>> Begin Exercise material

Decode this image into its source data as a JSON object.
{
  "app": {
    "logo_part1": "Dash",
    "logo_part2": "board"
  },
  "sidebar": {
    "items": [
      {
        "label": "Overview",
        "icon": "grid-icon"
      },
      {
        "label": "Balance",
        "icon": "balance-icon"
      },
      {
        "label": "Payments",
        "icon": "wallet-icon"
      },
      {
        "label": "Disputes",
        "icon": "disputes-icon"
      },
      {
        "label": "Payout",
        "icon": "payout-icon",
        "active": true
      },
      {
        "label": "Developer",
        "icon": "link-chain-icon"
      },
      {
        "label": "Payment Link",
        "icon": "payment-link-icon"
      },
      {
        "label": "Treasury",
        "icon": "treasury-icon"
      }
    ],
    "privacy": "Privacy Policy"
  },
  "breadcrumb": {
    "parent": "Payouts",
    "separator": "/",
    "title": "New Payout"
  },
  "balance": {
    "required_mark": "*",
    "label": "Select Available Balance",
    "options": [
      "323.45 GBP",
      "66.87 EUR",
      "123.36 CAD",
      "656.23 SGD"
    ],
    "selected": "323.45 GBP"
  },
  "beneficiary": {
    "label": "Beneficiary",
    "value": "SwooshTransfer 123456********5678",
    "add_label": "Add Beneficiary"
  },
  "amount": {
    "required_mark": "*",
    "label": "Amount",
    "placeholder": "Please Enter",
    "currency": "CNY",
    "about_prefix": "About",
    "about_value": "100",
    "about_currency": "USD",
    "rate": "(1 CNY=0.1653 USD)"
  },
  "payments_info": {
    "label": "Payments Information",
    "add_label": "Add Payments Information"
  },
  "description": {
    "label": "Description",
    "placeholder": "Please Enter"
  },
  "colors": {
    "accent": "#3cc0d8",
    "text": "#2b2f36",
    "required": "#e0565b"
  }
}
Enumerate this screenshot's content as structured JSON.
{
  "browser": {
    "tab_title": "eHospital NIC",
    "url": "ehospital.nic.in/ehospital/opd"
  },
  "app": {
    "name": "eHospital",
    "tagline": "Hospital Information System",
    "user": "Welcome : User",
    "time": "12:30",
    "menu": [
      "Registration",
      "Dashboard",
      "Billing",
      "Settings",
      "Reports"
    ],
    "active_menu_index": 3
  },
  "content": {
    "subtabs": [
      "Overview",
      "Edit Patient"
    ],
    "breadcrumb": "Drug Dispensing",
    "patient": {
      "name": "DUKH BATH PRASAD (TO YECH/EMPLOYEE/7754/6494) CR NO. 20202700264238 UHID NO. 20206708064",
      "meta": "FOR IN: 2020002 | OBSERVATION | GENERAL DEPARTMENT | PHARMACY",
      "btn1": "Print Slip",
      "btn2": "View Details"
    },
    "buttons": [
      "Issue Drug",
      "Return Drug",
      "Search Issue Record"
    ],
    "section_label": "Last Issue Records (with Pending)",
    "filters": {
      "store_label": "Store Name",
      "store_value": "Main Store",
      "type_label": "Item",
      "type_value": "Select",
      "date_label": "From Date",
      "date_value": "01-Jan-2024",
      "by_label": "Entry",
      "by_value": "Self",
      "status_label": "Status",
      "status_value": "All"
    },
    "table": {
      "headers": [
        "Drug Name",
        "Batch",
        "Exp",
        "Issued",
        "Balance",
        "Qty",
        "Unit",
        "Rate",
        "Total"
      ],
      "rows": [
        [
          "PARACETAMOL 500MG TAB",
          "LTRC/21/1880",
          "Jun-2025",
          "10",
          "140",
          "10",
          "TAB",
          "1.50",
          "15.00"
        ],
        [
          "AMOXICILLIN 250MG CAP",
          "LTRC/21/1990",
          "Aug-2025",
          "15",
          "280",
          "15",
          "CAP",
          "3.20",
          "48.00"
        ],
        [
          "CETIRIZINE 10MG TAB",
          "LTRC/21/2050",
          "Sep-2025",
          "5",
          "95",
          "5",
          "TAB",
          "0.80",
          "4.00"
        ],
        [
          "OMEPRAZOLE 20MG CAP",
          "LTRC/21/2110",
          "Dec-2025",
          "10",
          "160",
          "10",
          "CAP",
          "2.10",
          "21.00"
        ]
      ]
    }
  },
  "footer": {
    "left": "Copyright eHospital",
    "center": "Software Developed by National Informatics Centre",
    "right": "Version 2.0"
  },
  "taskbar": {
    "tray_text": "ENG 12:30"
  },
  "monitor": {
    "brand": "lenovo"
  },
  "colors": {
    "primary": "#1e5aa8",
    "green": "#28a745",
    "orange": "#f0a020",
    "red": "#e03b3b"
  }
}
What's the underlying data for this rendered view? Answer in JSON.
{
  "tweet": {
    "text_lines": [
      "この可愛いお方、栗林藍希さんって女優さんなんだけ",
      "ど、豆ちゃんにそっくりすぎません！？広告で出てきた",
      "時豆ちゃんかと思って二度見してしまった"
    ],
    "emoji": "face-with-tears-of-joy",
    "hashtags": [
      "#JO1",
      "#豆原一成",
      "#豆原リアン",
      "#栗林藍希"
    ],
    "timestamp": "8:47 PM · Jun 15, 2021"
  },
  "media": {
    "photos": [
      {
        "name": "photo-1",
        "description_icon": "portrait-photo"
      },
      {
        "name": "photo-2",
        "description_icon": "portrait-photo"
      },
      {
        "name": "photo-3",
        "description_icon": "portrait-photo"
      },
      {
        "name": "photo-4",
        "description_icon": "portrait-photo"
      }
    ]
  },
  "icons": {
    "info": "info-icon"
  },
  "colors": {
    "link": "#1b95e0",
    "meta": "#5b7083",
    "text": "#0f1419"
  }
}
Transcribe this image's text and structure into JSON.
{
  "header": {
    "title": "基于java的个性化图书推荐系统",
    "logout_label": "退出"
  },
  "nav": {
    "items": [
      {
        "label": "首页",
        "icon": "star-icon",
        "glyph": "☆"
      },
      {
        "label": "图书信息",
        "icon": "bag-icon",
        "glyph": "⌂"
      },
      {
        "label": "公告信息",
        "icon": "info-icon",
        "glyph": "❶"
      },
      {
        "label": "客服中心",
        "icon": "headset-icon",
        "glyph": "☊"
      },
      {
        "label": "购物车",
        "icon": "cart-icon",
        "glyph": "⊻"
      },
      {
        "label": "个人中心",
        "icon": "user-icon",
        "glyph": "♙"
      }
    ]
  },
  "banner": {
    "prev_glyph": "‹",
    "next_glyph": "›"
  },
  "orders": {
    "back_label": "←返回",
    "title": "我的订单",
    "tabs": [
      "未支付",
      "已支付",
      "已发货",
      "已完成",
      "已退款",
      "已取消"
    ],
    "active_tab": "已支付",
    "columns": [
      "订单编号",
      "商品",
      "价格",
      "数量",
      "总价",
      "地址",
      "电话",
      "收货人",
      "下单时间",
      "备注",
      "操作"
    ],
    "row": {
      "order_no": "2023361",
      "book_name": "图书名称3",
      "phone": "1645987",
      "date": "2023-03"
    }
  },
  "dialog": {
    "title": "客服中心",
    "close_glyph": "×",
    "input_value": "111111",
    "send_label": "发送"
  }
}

>> End Exercise material

*Exercise brief:* Each line of the listing above should be output exactly.

*Result of this task:*
Decode this image into its source data as a JSON object.
{
  "app": {
    "logo_part1": "Dash",
    "logo_part2": "board"
  },
  "sidebar": {
    "items": [
      {
        "label": "Overview",
        "icon": "grid-icon"
      },
      {
        "label": "Balance",
        "icon": "balance-icon"
      },
      {
        "label": "Payments",
        "icon": "wallet-icon"
      },
      {
        "label": "Disputes",
        "icon": "disputes-icon"
      },
      {
        "label": "Payout",
        "icon": "payout-icon",
        "active": true
      },
      {
        "label": "Developer",
        "icon": "link-chain-icon"
      },
      {
        "label": "Payment Link",
        "icon": "payment-link-icon"
      },
      {
        "label": "Treasury",
        "icon": "treasury-icon"
      }
    ],
    "privacy": "Privacy Policy"
  },
  "breadcrumb": {
    "parent": "Payouts",
    "separator": "/",
    "title": "New Payout"
  },
  "balance": {
    "required_mark": "*",
    "label": "Select Available Balance",
    "options": [
      "323.45 GBP",
      "66.87 EUR",
      "123.36 CAD",
      "656.23 SGD"
    ],
    "selected": "323.45 GBP"
  },
  "beneficiary": {
    "label": "Beneficiary",
    "value": "SwooshTransfer 123456********5678",
    "add_label": "Add Beneficiary"
  },
  "amount": {
    "required_mark": "*",
    "label": "Amount",
    "placeholder": "Please Enter",
    "currency": "CNY",
    "about_prefix": "About",
    "about_value": "100",
    "about_currency": "USD",
    "rate": "(1 CNY=0.1653 USD)"
  },
  "payments_info": {
    "label": "Payments Information",
    "add_label": "Add Payments Information"
  },
  "description": {
    "label": "Description",
    "placeholder": "Please Enter"
  },
  "colors": {
    "accent": "#3cc0d8",
    "text": "#2b2f36",
    "required": "#e0565b"
  }
}
Enumerate this screenshot's content as structured JSON.
{
  "browser": {
    "tab_title": "eHospital NIC",
    "url": "ehospital.nic.in/ehospital/opd"
  },
  "app": {
    "name": "eHospital",
    "tagline": "Hospital Information System",
    "user": "Welcome : User",
    "time": "12:30",
    "menu": [
      "Registration",
      "Dashboard",
      "Billing",
      "Settings",
      "Reports"
    ],
    "active_menu_index": 3
  },
  "content": {
    "subtabs": [
      "Overview",
      "Edit Patient"
    ],
    "breadcrumb": "Drug Dispensing",
    "patient": {
      "name": "DUKH BATH PRASAD (TO YECH/EMPLOYEE/7754/6494) CR NO. 20202700264238 UHID NO. 20206708064",
      "meta": "FOR IN: 2020002 | OBSERVATION | GENERAL DEPARTMENT | PHARMACY",
      "btn1": "Print Slip",
      "btn2": "View Details"
    },
    "buttons": [
      "Issue Drug",
      "Return Drug",
      "Search Issue Record"
    ],
    "section_label": "Last Issue Records (with Pending)",
    "filters": {
      "store_label": "Store Name",
      "store_value": "Main Store",
      "type_label": "Item",
      "type_value": "Select",
      "date_label": "From Date",
      "date_value": "01-Jan-2024",
      "by_label": "Entry",
      "by_value": "Self",
      "status_label": "Status",
      "status_value": "All"
    },
    "table": {
      "headers": [
        "Drug Name",
        "Batch",
        "Exp",
        "Issued",
        "Balance",
        "Qty",
        "Unit",
        "Rate",
        "Total"
      ],
      "rows": [
        [
          "PARACETAMOL 500MG TAB",
          "LTRC/21/1880",
          "Jun-2025",
          "10",
          "140",
          "10",
          "TAB",
          "1.50",
          "15.00"
        ],
        [
          "AMOXICILLIN 250MG CAP",
          "LTRC/21/1990",
          "Aug-2025",
          "15",
          "280",
          "15",
          "CAP",
          "3.20",
          "48.00"
        ],
        [
          "CETIRIZINE 10MG TAB",
          "LTRC/21/2050",
          "Sep-2025",
          "5",
          "95",
          "5",
          "TAB",
          "0.80",
          "4.00"
        ],
        [
          "OMEPRAZOLE 20MG CAP",
          "LTRC/21/2110",
          "Dec-2025",
          "10",
          "160",
          "10",
          "CAP",
          "2.10",
          "21.00"
        ]
      ]
    }
  },
  "footer": {
    "left": "Copyright eHospital",
    "center": "Software Developed by National Informatics Centre",
    "right": "Version 2.0"
  },
  "taskbar": {
    "tray_text": "ENG 12:30"
  },
  "monitor": {
    "brand": "lenovo"
  },
  "colors": {
    "primary": "#1e5aa8",
    "green": "#28a745",
    "orange": "#f0a020",
    "red": "#e03b3b"
  }
}
What's the underlying data for this rendered view? Answer in JSON.
{
  "tweet": {
    "text_lines": [
      "この可愛いお方、栗林藍希さんって女優さんなんだけ",
      "ど、豆ちゃんにそっくりすぎません！？広告で出てきた",
      "時豆ちゃんかと思って二度見してしまった"
    ],
    "emoji": "face-with-tears-of-joy",
    "hashtags": [
      "#JO1",
      "#豆原一成",
      "#豆原リアン",
      "#栗林藍希"
    ],
    "timestamp": "8:47 PM · Jun 15, 2021"
  },
  "media": {
    "photos": [
      {
        "name": "photo-1",
        "description_icon": "portrait-photo"
      },
      {
        "name": "photo-2",
        "description_icon": "portrait-photo"
      },
      {
        "name": "photo-3",
        "description_icon": "portrait-photo"
      },
      {
        "name": "photo-4",
        "description_icon": "portrait-photo"
      }
    ]
  },
  "icons": {
    "info": "info-icon"
  },
  "colors": {
    "link": "#1b95e0",
    "meta": "#5b7083",
    "text": "#0f1419"
  }
}
Transcribe this image's text and structure into JSON.
{
  "header": {
    "title": "基于java的个性化图书推荐系统",
    "logout_label": "退出"
  },
  "nav": {
    "items": [
      {
        "label": "首页",
        "icon": "star-icon",
        "glyph": "☆"
      },
      {
        "label": "图书信息",
        "icon": "bag-icon",
        "glyph": "⌂"
      },
      {
        "label": "公告信息",
        "icon": "info-icon",
        "glyph": "❶"
      },
      {
        "label": "客服中心",
        "icon": "headset-icon",
        "glyph": "☊"
      },
      {
        "label": "购物车",
        "icon": "cart-icon",
        "glyph": "⊻"
      },
      {
        "label": "个人中心",
        "icon": "user-icon",
        "glyph": "♙"
      }
    ]
  },
  "banner": {
    "prev_glyph": "‹",
    "next_glyph": "›"
  },
  "orders": {
    "back_label": "←返回",
    "title": "我的订单",
    "tabs": [
      "未支付",
      "已支付",
      "已发货",
      "已完成",
      "已退款",
      "已取消"
    ],
    "active_tab": "已支付",
    "columns": [
      "订单编号",
      "商品",
      "价格",
      "数量",
      "总价",
      "地址",
      "电话",
      "收货人",
      "下单时间",
      "备注",
      "操作"
    ],
    "row": {
      "order_no": "2023361",
      "book_name": "图书名称3",
      "phone": "1645987",
      "date": "2023-03"
    }
  },
  "dialog": {
    "title": "客服中心",
    "close_glyph": "×",
    "input_value": "111111",
    "send_label": "发送"
  }
}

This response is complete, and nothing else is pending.